EXERCISE DIRECTIONS: Give the entries again, word for word.

(Data records)
------------------------------------------------------------

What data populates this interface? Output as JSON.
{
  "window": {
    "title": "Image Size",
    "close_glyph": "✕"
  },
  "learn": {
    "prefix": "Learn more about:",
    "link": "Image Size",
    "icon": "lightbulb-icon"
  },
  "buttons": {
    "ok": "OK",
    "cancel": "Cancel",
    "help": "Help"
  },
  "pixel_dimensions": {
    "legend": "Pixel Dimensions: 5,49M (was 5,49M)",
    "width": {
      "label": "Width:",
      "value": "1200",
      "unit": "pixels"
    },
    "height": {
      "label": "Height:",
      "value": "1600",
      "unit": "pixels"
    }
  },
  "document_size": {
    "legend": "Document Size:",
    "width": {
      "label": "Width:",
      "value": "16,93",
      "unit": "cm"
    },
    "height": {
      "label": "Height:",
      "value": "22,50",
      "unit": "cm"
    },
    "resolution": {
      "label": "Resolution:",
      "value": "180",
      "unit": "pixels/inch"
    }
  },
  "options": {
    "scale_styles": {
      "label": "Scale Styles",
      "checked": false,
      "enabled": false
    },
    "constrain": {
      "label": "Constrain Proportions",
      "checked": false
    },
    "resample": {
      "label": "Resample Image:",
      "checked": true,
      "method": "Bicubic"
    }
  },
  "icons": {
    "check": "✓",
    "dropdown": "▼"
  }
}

------------------------------------------------------------

SOLUTION TO THE EXERCISE:
What data populates this interface? Output as JSON.
{
  "window": {
    "title": "Image Size",
    "close_glyph": "✕"
  },
  "learn": {
    "prefix": "Learn more about:",
    "link": "Image Size",
    "icon": "lightbulb-icon"
  },
  "buttons": {
    "ok": "OK",
    "cancel": "Cancel",
    "help": "Help"
  },
  "pixel_dimensions": {
    "legend": "Pixel Dimensions: 5,49M (was 5,49M)",
    "width": {
      "label": "Width:",
      "value": "1200",
      "unit": "pixels"
    },
    "height": {
      "label": "Height:",
      "value": "1600",
      "unit": "pixels"
    }
  },
  "document_size": {
    "legend": "Document Size:",
    "width": {
      "label": "Width:",
      "value": "16,93",
      "unit": "cm"
    },
    "height": {
      "label": "Height:",
      "value": "22,50",
      "unit": "cm"
    },
    "resolution": {
      "label": "Resolution:",
      "value": "180",
      "unit": "pixels/inch"
    }
  },
  "options": {
    "scale_styles": {
      "label": "Scale Styles",
      "checked": false,
      "enabled": false
    },
    "constrain": {
      "label": "Constrain Proportions",
      "checked": false
    },
    "resample": {
      "label": "Resample Image:",
      "checked": true,
      "method": "Bicubic"
    }
  },
  "icons": {
    "check": "✓",
    "dropdown": "▼"
  }
}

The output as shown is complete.